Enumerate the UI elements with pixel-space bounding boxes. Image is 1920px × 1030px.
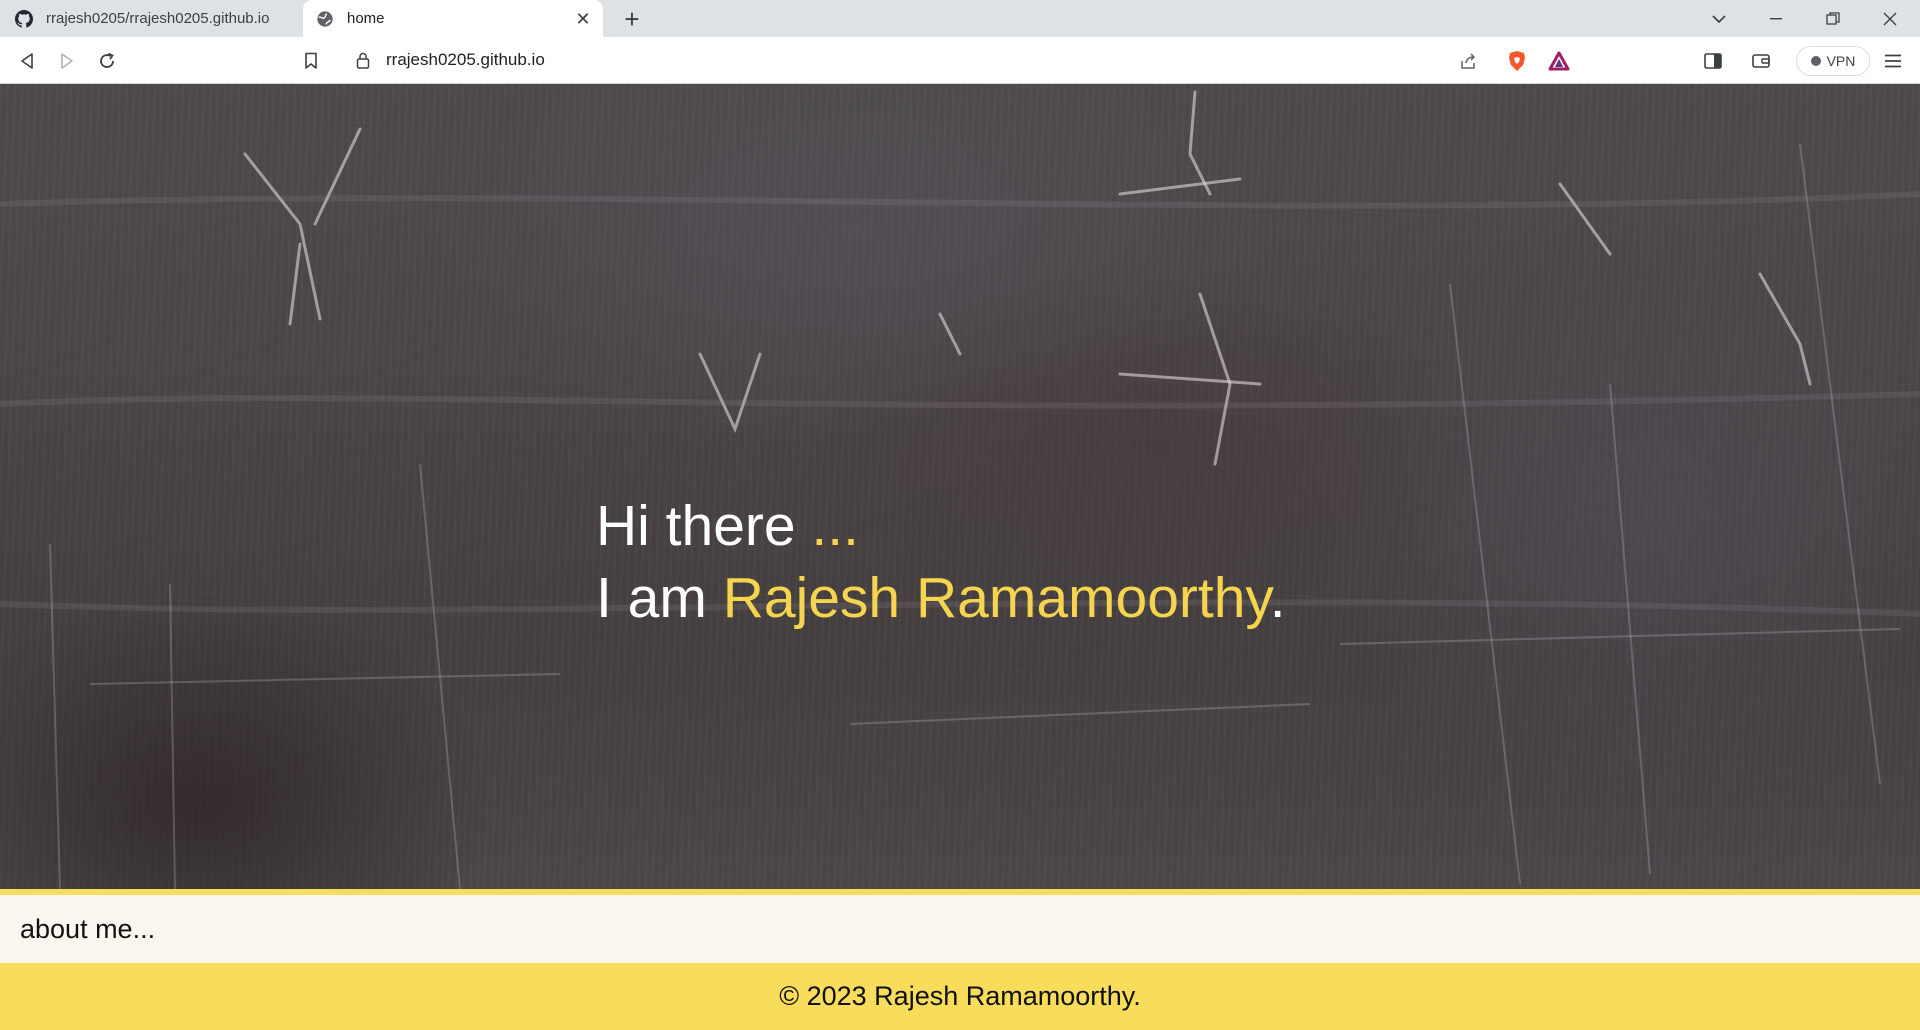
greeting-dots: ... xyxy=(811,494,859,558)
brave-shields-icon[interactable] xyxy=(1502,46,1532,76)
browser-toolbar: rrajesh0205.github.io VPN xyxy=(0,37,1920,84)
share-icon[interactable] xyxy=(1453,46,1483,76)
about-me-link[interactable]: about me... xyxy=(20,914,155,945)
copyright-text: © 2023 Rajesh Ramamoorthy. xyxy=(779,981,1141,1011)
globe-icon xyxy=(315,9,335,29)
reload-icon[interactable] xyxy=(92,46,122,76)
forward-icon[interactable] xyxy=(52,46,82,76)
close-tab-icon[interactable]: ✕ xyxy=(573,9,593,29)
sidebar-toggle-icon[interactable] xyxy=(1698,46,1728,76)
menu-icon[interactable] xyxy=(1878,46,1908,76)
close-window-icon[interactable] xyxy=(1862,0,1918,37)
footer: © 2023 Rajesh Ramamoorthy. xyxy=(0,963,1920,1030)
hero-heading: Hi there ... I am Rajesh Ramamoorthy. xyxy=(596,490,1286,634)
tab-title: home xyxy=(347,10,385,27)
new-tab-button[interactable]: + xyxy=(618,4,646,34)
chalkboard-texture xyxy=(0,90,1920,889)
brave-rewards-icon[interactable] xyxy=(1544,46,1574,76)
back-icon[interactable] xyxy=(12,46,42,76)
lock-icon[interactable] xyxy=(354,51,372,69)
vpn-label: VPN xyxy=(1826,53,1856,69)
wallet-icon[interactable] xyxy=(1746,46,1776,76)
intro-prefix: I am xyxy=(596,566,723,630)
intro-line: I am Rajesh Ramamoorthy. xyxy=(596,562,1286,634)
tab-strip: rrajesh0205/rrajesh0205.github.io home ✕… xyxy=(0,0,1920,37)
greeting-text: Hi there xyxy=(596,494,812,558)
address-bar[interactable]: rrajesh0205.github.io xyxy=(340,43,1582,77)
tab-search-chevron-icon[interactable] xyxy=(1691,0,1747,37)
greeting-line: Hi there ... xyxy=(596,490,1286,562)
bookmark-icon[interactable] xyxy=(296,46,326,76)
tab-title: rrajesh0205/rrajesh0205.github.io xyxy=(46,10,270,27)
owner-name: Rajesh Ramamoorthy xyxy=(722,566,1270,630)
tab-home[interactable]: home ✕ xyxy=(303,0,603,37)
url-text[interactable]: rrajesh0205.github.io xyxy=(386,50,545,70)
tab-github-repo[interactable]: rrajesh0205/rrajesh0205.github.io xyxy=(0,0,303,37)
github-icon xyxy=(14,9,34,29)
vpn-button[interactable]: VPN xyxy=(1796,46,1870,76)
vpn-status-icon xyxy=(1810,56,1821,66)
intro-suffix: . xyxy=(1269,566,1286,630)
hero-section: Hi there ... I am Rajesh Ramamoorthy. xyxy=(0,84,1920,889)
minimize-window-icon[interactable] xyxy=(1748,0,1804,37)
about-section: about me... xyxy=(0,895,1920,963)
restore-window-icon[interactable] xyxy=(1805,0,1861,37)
==
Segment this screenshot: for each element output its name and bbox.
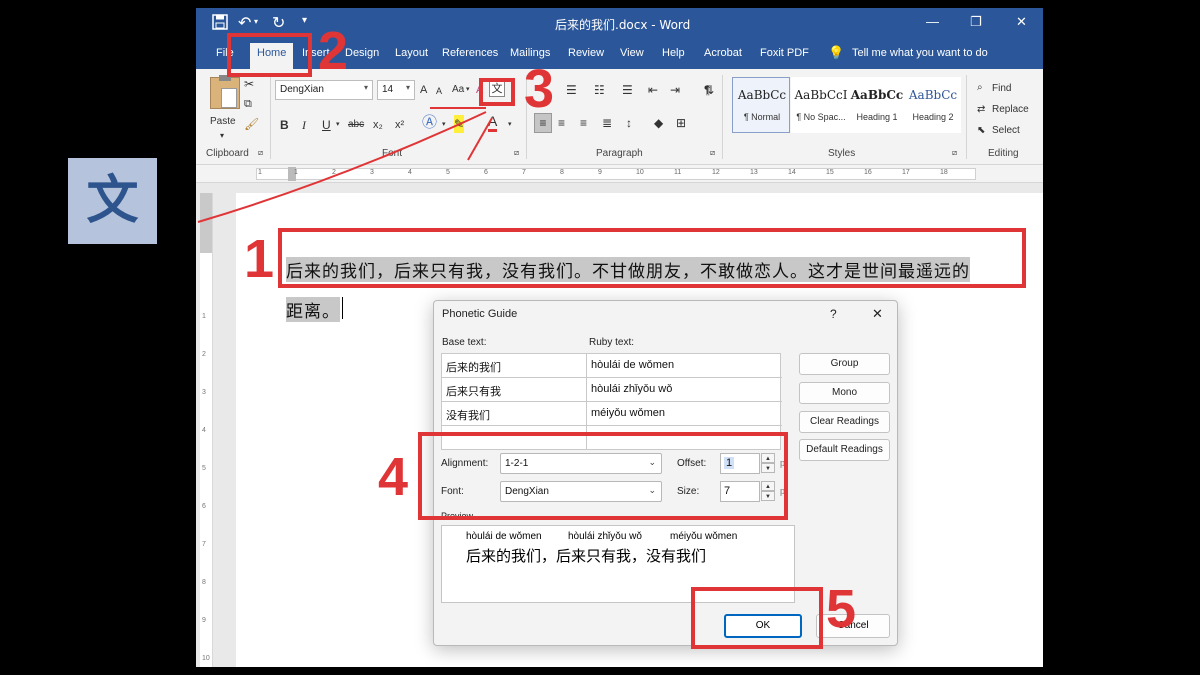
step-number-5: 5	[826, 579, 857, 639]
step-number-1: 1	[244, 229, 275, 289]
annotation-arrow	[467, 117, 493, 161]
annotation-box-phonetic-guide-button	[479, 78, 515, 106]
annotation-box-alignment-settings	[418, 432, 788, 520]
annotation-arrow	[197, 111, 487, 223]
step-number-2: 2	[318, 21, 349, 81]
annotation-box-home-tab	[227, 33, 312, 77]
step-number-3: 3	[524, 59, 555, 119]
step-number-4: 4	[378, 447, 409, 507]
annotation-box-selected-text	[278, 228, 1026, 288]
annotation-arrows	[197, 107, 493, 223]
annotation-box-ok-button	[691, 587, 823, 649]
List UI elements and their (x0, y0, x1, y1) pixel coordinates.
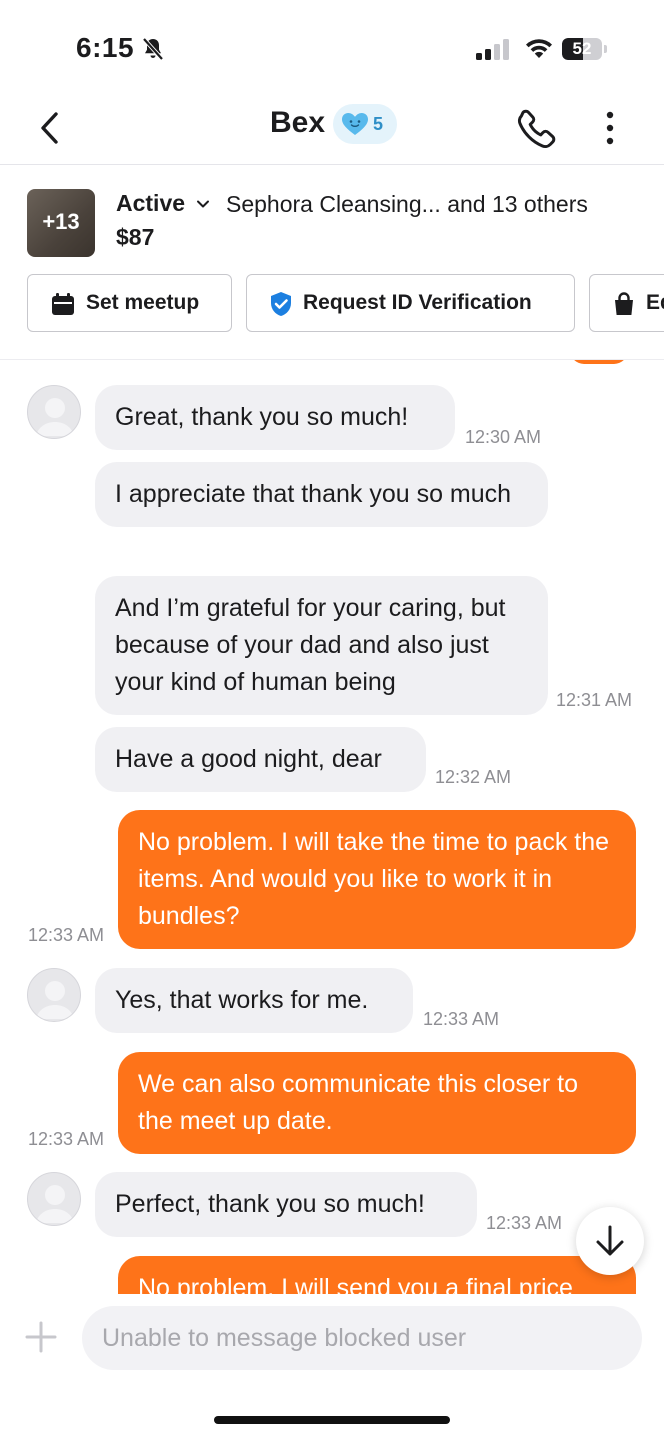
...
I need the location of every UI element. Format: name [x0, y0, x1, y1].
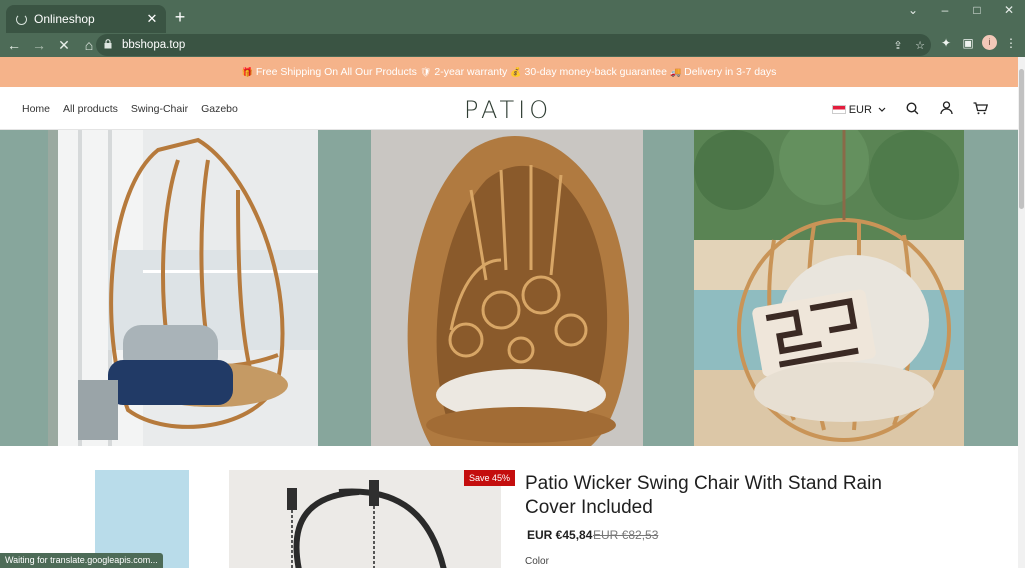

* **STATED GOAL**: Rewrite the material starting with the line with "Enumerate the UI" and going on through the line with "tab-home[interactable]: home ✕", switching "Rajesh Ramamoorthy" to "Rajesh R." and keeping everything else unchanged. Omit the pictures from your answer.

* **THE REPLY**:
Enumerate the UI elements with pixel-space bounding boxes. Image is 1920px × 1030px.
greeting-dots: ... xyxy=(811,494,859,558)
brave-shields-icon[interactable] xyxy=(1502,46,1532,76)
browser-toolbar: rrajesh0205.github.io VPN xyxy=(0,37,1920,84)
share-icon[interactable] xyxy=(1453,46,1483,76)
about-me-link[interactable]: about me... xyxy=(20,914,155,945)
copyright-text: © 2023 Rajesh R.. xyxy=(779,981,1141,1011)
globe-icon xyxy=(315,9,335,29)
reload-icon[interactable] xyxy=(92,46,122,76)
forward-icon[interactable] xyxy=(52,46,82,76)
close-tab-icon[interactable]: ✕ xyxy=(573,9,593,29)
sidebar-toggle-icon[interactable] xyxy=(1698,46,1728,76)
menu-icon[interactable] xyxy=(1878,46,1908,76)
close-window-icon[interactable] xyxy=(1862,0,1918,37)
footer: © 2023 Rajesh R.. xyxy=(0,963,1920,1030)
hero-heading: Hi there ... I am Rajesh R.. xyxy=(596,490,1286,634)
tab-title: home xyxy=(347,10,385,27)
new-tab-button[interactable]: + xyxy=(618,4,646,34)
chalkboard-texture xyxy=(0,90,1920,889)
brave-rewards-icon[interactable] xyxy=(1544,46,1574,76)
back-icon[interactable] xyxy=(12,46,42,76)
lock-icon[interactable] xyxy=(354,51,372,69)
vpn-label: VPN xyxy=(1826,53,1856,69)
wallet-icon[interactable] xyxy=(1746,46,1776,76)
intro-prefix: I am xyxy=(596,566,723,630)
intro-line: I am Rajesh R.. xyxy=(596,562,1286,634)
tab-strip: rrajesh0205/rrajesh0205.github.io home ✕… xyxy=(0,0,1920,37)
greeting-text: Hi there xyxy=(596,494,812,558)
address-bar[interactable]: rrajesh0205.github.io xyxy=(340,43,1582,77)
tab-search-chevron-icon[interactable] xyxy=(1691,0,1747,37)
greeting-line: Hi there ... xyxy=(596,490,1286,562)
bookmark-icon[interactable] xyxy=(296,46,326,76)
tab-title: rrajesh0205/rrajesh0205.github.io xyxy=(46,10,270,27)
owner-name: Rajesh R. xyxy=(722,566,1270,630)
tab-home[interactable]: home ✕ xyxy=(303,0,603,37)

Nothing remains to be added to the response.